▶ _INSTRUCTIONS TO FOLLOW_
Extract each line containing the string "document".

[BEGIN DATA ROWS]

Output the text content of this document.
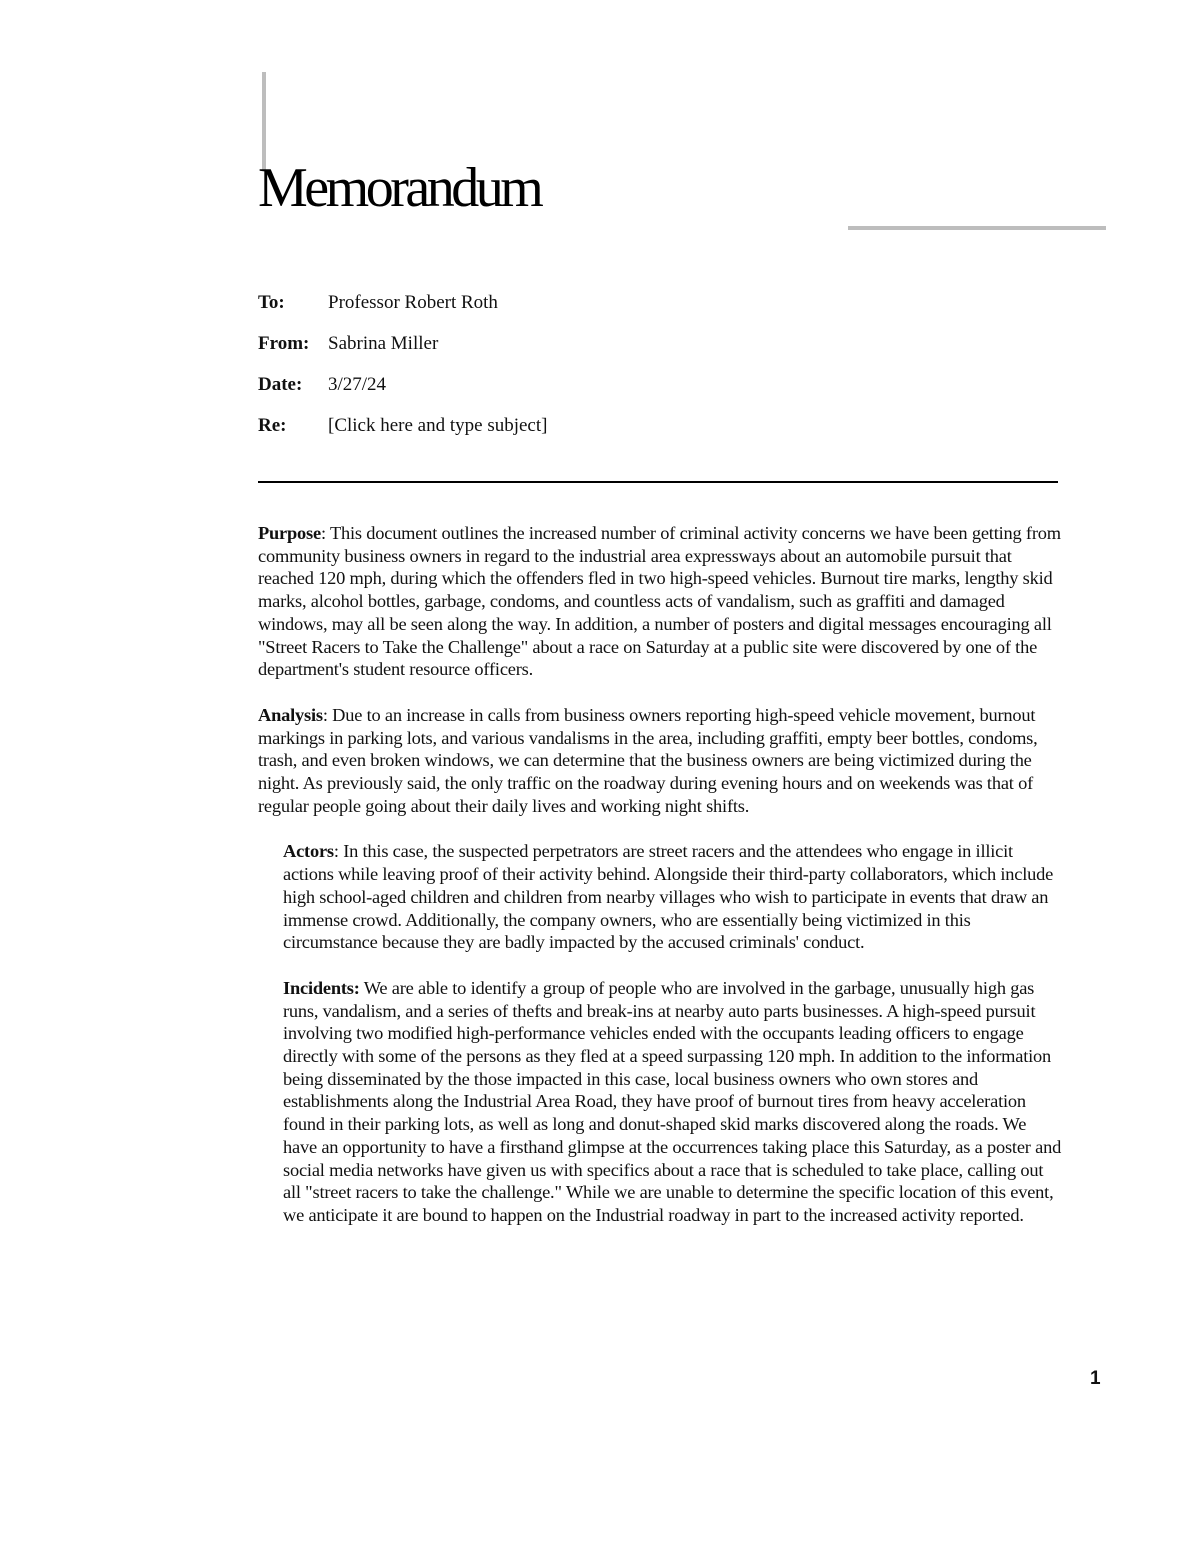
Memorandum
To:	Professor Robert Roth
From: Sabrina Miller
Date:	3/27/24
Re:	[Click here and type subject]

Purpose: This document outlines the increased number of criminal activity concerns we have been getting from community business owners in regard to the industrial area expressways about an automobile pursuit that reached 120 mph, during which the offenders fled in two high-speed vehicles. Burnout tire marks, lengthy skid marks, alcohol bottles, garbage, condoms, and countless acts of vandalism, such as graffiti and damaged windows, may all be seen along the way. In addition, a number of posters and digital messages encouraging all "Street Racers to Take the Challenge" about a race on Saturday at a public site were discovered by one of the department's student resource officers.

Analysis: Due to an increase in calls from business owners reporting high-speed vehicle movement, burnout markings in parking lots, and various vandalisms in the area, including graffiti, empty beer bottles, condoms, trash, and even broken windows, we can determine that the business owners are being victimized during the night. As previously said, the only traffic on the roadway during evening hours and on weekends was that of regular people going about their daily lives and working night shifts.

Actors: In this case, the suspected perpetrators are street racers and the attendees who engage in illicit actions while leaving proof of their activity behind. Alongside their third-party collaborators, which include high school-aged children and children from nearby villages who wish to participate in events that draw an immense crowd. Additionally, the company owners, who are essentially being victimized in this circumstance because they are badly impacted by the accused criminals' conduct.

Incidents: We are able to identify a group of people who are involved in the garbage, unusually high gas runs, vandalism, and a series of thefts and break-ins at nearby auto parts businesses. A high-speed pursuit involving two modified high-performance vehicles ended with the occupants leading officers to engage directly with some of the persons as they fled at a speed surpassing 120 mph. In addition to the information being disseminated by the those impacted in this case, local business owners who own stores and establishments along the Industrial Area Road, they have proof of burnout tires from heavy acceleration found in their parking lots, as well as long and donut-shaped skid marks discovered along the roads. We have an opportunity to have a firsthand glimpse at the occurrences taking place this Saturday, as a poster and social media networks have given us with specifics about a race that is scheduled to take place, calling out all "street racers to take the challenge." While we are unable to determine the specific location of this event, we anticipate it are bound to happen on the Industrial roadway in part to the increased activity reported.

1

[END DATA ROWS]
[BEGIN DATA ROWS]

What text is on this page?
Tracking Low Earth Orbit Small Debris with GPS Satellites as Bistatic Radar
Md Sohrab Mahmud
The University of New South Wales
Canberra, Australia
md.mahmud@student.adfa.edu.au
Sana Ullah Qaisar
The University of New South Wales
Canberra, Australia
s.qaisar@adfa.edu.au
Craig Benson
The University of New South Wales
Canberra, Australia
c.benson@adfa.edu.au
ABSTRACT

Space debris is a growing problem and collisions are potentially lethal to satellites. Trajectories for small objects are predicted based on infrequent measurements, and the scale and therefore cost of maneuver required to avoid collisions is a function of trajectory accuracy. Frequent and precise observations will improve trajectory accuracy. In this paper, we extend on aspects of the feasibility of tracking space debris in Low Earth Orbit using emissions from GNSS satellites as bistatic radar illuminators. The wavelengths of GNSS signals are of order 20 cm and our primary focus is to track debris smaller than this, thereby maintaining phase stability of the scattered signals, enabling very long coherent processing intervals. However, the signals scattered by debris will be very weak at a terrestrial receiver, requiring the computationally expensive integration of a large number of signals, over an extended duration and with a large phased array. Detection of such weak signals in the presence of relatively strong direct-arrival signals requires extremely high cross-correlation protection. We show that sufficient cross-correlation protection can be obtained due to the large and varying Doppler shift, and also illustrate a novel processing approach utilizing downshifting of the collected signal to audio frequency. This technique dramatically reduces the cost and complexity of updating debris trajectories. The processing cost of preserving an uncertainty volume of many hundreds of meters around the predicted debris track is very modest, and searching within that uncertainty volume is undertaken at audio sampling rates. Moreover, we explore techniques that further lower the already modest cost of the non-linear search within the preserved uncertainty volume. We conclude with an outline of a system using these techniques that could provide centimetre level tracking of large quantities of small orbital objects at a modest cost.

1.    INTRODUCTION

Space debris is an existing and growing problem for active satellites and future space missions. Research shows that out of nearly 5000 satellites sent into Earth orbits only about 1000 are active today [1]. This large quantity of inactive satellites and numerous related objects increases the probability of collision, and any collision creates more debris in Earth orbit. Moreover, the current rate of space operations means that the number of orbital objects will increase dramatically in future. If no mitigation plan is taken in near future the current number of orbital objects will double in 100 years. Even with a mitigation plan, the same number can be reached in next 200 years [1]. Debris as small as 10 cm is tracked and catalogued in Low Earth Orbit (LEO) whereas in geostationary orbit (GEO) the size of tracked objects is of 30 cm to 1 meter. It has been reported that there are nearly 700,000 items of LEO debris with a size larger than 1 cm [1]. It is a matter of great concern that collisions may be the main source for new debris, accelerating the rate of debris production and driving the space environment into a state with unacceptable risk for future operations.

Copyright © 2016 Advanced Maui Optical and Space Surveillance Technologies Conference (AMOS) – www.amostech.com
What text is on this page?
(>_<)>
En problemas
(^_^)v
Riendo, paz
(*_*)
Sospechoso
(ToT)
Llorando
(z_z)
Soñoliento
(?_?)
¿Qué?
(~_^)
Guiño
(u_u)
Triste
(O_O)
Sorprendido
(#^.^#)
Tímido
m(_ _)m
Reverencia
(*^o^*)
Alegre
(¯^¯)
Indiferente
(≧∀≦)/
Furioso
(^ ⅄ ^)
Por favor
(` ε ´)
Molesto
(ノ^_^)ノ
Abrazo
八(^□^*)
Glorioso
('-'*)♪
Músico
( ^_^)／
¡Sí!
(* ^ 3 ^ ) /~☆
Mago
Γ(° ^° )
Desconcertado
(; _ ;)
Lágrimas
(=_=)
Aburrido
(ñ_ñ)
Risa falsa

[END DATA ROWS]

▶ _TASK RESPONSE_
Output the text content of this document.
Purpose: This document outlines the increased number of criminal activity concerns we have been getting from community business owners in regard to the industrial area expressways about an automobile pursuit that reached 120 mph, during which the offenders fled in two high-speed vehicles. Burnout tire marks, lengthy skid marks, alcohol bottles, garbage, condoms, and countless acts of vandalism, such as graffiti and damaged windows, may all be seen along the way. In addition, a number of posters and digital messages encouraging all "Street Racers to Take the Challenge" about a race on Saturday at a public site were discovered by one of the department's student resource officers.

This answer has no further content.